● **Given instruction**:
Report all lines from the entries below in which "title" appears.
----------------------------------------
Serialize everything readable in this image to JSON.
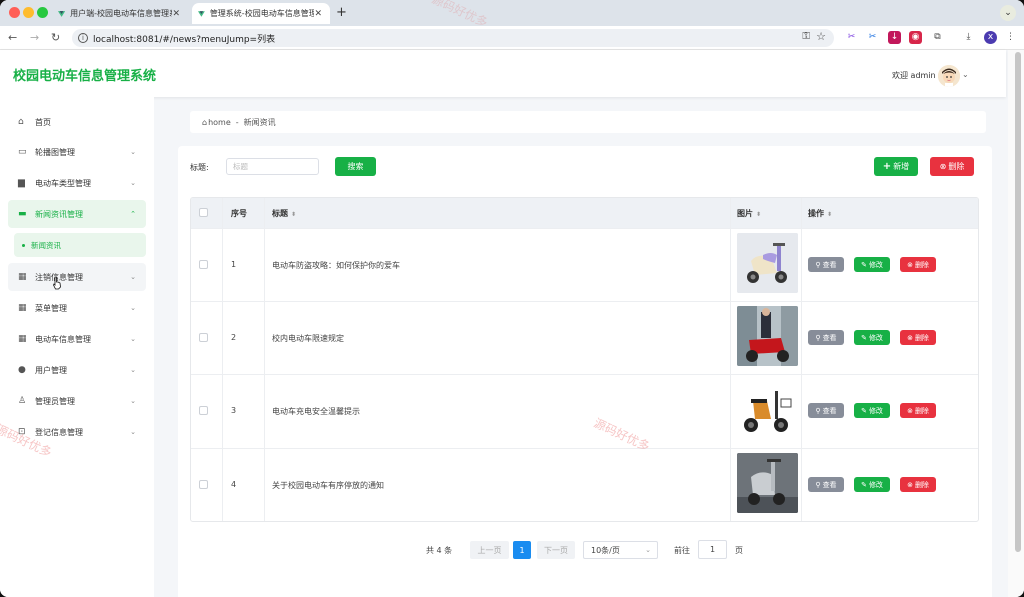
{
  "browser": {
    "tabs": [
      {
        "title": "用户端-校园电动车信息管理系统"
      },
      {
        "title": "管理系统-校园电动车信息管理系统"
      }
    ],
    "url": "localhost:8081/#/news?menuJump=列表"
  },
  "header": {
    "title": "校园电动车信息管理系统",
    "welcome": "欢迎 admin"
  },
  "sidebar": {
    "items": [
      {
        "label": "首页"
      },
      {
        "label": "轮播图管理"
      },
      {
        "label": "电动车类型管理"
      },
      {
        "label": "新闻资讯管理"
      },
      {
        "label": "注销信息管理"
      },
      {
        "label": "菜单管理"
      },
      {
        "label": "电动车信息管理"
      },
      {
        "label": "用户管理"
      },
      {
        "label": "管理员管理"
      },
      {
        "label": "登记信息管理"
      }
    ],
    "submenu_label": "新闻资讯"
  },
  "breadcrumb": {
    "home": "home",
    "sep": "-",
    "current": "新闻资讯"
  },
  "search": {
    "label": "标题:",
    "placeholder": "标题",
    "button": "搜索"
  },
  "actions": {
    "add": "新增",
    "delete": "删除"
  },
  "table": {
    "headers": {
      "index": "序号",
      "title": "标题",
      "image": "图片",
      "ops": "操作"
    },
    "rows": [
      {
        "index": "1",
        "title": "电动车防盗攻略：如何保护你的爱车"
      },
      {
        "index": "2",
        "title": "校内电动车限速规定"
      },
      {
        "index": "3",
        "title": "电动车充电安全温馨提示"
      },
      {
        "index": "4",
        "title": "关于校园电动车有序停放的通知"
      }
    ],
    "row_actions": {
      "view": "查看",
      "edit": "修改",
      "delete": "删除"
    }
  },
  "pagination": {
    "total": "共 4 条",
    "prev": "上一页",
    "current": "1",
    "next": "下一页",
    "page_size": "10条/页",
    "goto_label": "前往",
    "goto_value": "1",
    "goto_unit": "页"
  },
  "watermark": "源码好优多",
  "colors": {
    "accent": "#17b046",
    "danger": "#e8323f",
    "pager": "#1a8cf0"
  }
}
----------------------------------------
● **Task result**:
        "title": "用户端-校园电动车信息管理系统"
        "title": "管理系统-校园电动车信息管理系统"
    "title": "校园电动车信息管理系统",
      "title": "标题",
        "title": "电动车防盗攻略：如何保护你的爱车"
        "title": "校内电动车限速规定"
        "title": "电动车充电安全温馨提示"
        "title": "关于校园电动车有序停放的通知"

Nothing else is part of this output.